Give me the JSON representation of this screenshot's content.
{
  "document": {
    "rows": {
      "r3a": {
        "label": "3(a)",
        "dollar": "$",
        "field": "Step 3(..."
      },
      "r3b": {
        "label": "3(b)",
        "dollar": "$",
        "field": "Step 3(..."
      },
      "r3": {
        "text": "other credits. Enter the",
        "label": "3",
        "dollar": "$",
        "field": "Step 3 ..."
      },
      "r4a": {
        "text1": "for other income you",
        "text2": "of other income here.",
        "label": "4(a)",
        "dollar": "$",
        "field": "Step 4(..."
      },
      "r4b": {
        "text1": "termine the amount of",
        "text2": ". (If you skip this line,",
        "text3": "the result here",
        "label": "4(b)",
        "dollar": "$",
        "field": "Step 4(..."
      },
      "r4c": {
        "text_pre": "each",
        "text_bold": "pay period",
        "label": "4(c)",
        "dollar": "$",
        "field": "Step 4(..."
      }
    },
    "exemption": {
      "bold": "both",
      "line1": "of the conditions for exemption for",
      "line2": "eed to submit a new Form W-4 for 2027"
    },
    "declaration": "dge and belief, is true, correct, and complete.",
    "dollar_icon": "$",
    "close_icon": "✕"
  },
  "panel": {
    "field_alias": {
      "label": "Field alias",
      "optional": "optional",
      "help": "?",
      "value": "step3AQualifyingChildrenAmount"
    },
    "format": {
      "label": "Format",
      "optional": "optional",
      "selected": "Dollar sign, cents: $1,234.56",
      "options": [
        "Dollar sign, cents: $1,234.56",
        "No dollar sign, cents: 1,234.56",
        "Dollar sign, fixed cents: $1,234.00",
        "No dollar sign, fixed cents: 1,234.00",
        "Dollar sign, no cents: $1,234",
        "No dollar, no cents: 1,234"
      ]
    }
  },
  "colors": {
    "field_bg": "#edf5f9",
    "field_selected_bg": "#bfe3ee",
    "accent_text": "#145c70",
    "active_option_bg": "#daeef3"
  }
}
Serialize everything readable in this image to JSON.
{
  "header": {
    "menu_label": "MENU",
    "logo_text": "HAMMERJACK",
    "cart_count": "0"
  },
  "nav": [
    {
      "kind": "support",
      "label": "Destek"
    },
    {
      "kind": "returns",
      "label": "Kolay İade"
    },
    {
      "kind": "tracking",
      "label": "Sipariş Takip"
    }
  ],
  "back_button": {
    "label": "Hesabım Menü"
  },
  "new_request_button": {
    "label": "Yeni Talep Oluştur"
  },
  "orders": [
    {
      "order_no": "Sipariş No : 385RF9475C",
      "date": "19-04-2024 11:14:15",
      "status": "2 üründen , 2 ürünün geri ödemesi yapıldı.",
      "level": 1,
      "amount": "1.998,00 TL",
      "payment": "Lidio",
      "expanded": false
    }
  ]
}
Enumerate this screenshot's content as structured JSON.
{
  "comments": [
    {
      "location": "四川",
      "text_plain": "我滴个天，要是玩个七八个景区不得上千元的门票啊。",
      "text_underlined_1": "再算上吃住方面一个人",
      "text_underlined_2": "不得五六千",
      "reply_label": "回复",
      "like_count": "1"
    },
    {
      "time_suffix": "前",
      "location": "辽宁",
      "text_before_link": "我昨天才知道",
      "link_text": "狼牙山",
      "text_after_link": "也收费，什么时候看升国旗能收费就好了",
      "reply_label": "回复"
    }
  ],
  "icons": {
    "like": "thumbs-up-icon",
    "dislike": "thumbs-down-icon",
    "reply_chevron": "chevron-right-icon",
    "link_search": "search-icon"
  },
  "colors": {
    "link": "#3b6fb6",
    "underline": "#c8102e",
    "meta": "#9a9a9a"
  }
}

◇ ◇ ◇

(EXERCISE BRIEF): Copy out every line in the listing where the word "this" appears.

(OUTPUT OF THE TASK):
Give me the JSON representation of this screenshot's content.
        "text2": ". (If you skip this line,",
Serialize everything readable in this image to JSON.
Enumerate this screenshot's content as structured JSON.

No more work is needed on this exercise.